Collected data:
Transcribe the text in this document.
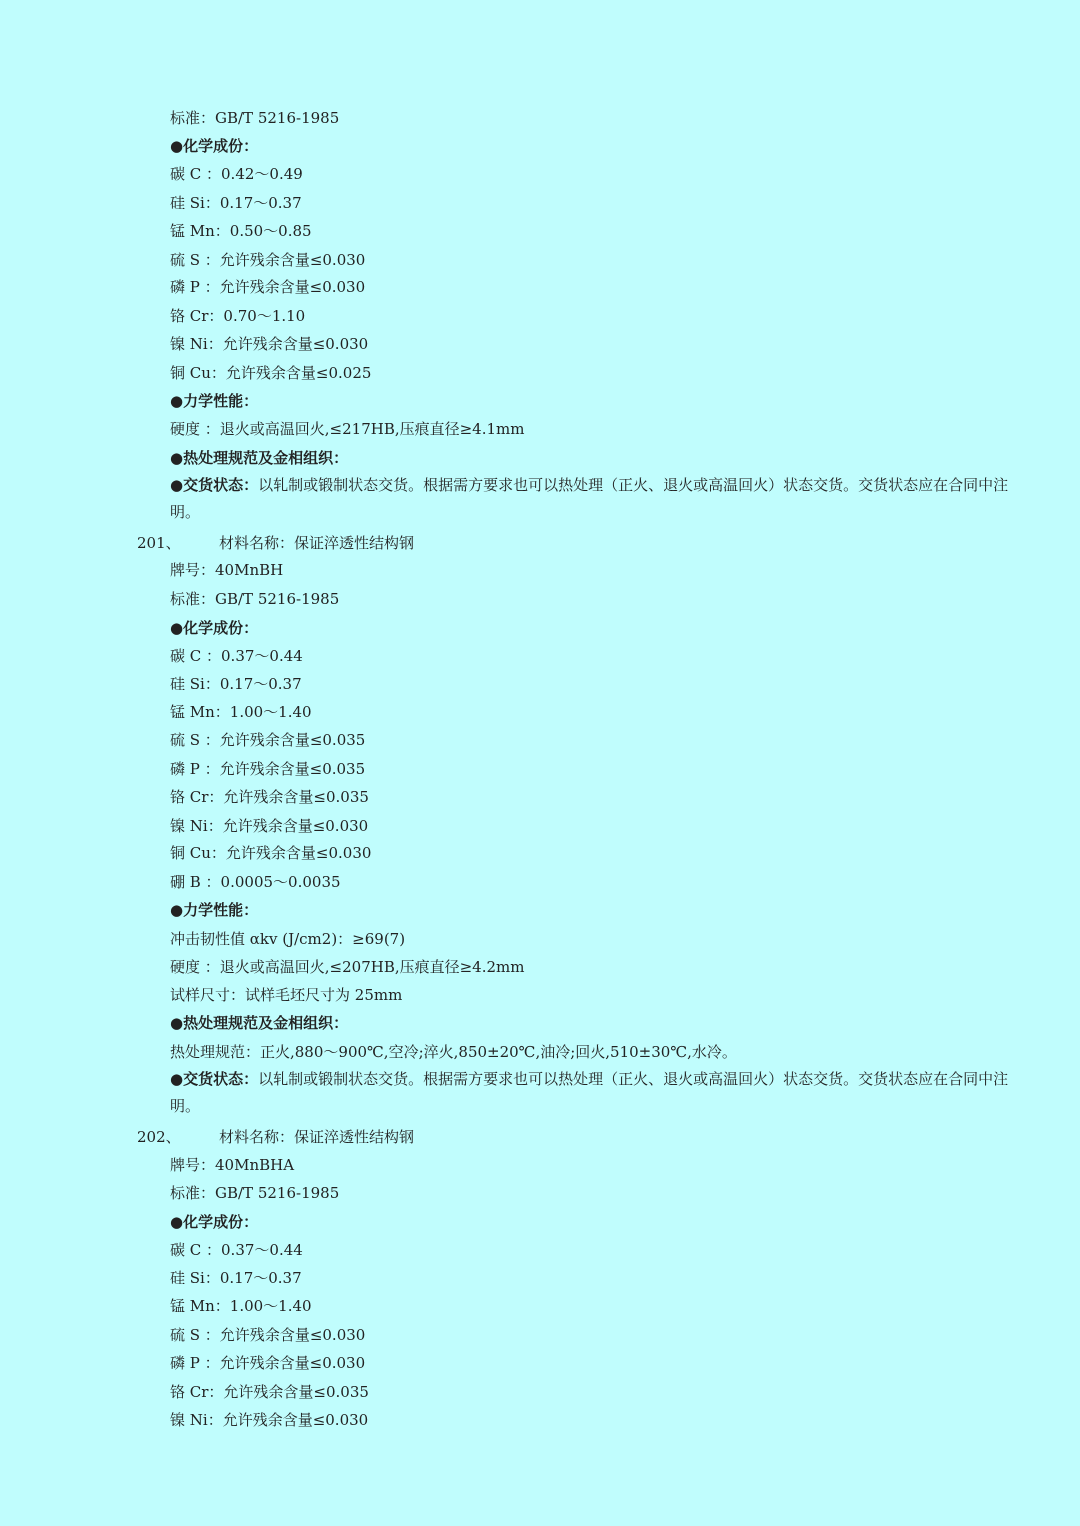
标准：GB/T 5216-1985
●化学成份：
碳 C ：0.42～0.49
硅 Si：0.17～0.37
锰 Mn：0.50～0.85
硫 S ：允许残余含量≤0.030
磷 P ：允许残余含量≤0.030
铬 Cr：0.70～1.10
镍 Ni：允许残余含量≤0.030
铜 Cu：允许残余含量≤0.025
●力学性能：
硬度 ：退火或高温回火,≤217HB,压痕直径≥4.1mm
●热处理规范及金相组织：
●交货状态：以轧制或锻制状态交货。根据需方要求也可以热处理（正火、退火或高温回火）状态交货。交货状态应在合同中注明。
201、	材料名称：保证淬透性结构钢
牌号：40MnBH
标准：GB/T 5216-1985
●化学成份：
碳 C ：0.37～0.44
硅 Si：0.17～0.37
锰 Mn：1.00～1.40
硫 S ：允许残余含量≤0.035
磷 P ：允许残余含量≤0.035
铬 Cr：允许残余含量≤0.035
镍 Ni：允许残余含量≤0.030
铜 Cu：允许残余含量≤0.030
硼 B ：0.0005～0.0035
●力学性能：
冲击韧性值 αkv (J/cm2)：≥69(7)
硬度 ：退火或高温回火,≤207HB,压痕直径≥4.2mm
试样尺寸：试样毛坯尺寸为 25mm
●热处理规范及金相组织：
热处理规范：正火,880～900℃,空冷;淬火,850±20℃,油冷;回火,510±30℃,水冷。
●交货状态：以轧制或锻制状态交货。根据需方要求也可以热处理（正火、退火或高温回火）状态交货。交货状态应在合同中注明。
202、	材料名称：保证淬透性结构钢
牌号：40MnBHA
标准：GB/T 5216-1985
●化学成份：
碳 C ：0.37～0.44
硅 Si：0.17～0.37
锰 Mn：1.00～1.40
硫 S ：允许残余含量≤0.030
磷 P ：允许残余含量≤0.030
铬 Cr：允许残余含量≤0.035
镍 Ni：允许残余含量≤0.030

Work to do:
Repeat the material above word for word, please, apart from its images.

Task answer:
Transcribe the text in this document.
标准：GB/T 5216-1985
●化学成份：
碳 C ：0.42～0.49
硅 Si：0.17～0.37
锰 Mn：0.50～0.85
硫 S ：允许残余含量≤0.030
磷 P ：允许残余含量≤0.030
铬 Cr：0.70～1.10
镍 Ni：允许残余含量≤0.030
铜 Cu：允许残余含量≤0.025
●力学性能：
硬度 ：退火或高温回火,≤217HB,压痕直径≥4.1mm
●热处理规范及金相组织：
●交货状态：以轧制或锻制状态交货。根据需方要求也可以热处理（正火、退火或高温回火）状态交货。交货状态应在合同中注明。
201、	材料名称：保证淬透性结构钢
牌号：40MnBH
标准：GB/T 5216-1985
●化学成份：
碳 C ：0.37～0.44
硅 Si：0.17～0.37
锰 Mn：1.00～1.40
硫 S ：允许残余含量≤0.035
磷 P ：允许残余含量≤0.035
铬 Cr：允许残余含量≤0.035
镍 Ni：允许残余含量≤0.030
铜 Cu：允许残余含量≤0.030
硼 B ：0.0005～0.0035
●力学性能：
冲击韧性值 αkv (J/cm2)：≥69(7)
硬度 ：退火或高温回火,≤207HB,压痕直径≥4.2mm
试样尺寸：试样毛坯尺寸为 25mm
●热处理规范及金相组织：
热处理规范：正火,880～900℃,空冷;淬火,850±20℃,油冷;回火,510±30℃,水冷。
●交货状态：以轧制或锻制状态交货。根据需方要求也可以热处理（正火、退火或高温回火）状态交货。交货状态应在合同中注明。
202、	材料名称：保证淬透性结构钢
牌号：40MnBHA
标准：GB/T 5216-1985
●化学成份：
碳 C ：0.37～0.44
硅 Si：0.17～0.37
锰 Mn：1.00～1.40
硫 S ：允许残余含量≤0.030
磷 P ：允许残余含量≤0.030
铬 Cr：允许残余含量≤0.035
镍 Ni：允许残余含量≤0.030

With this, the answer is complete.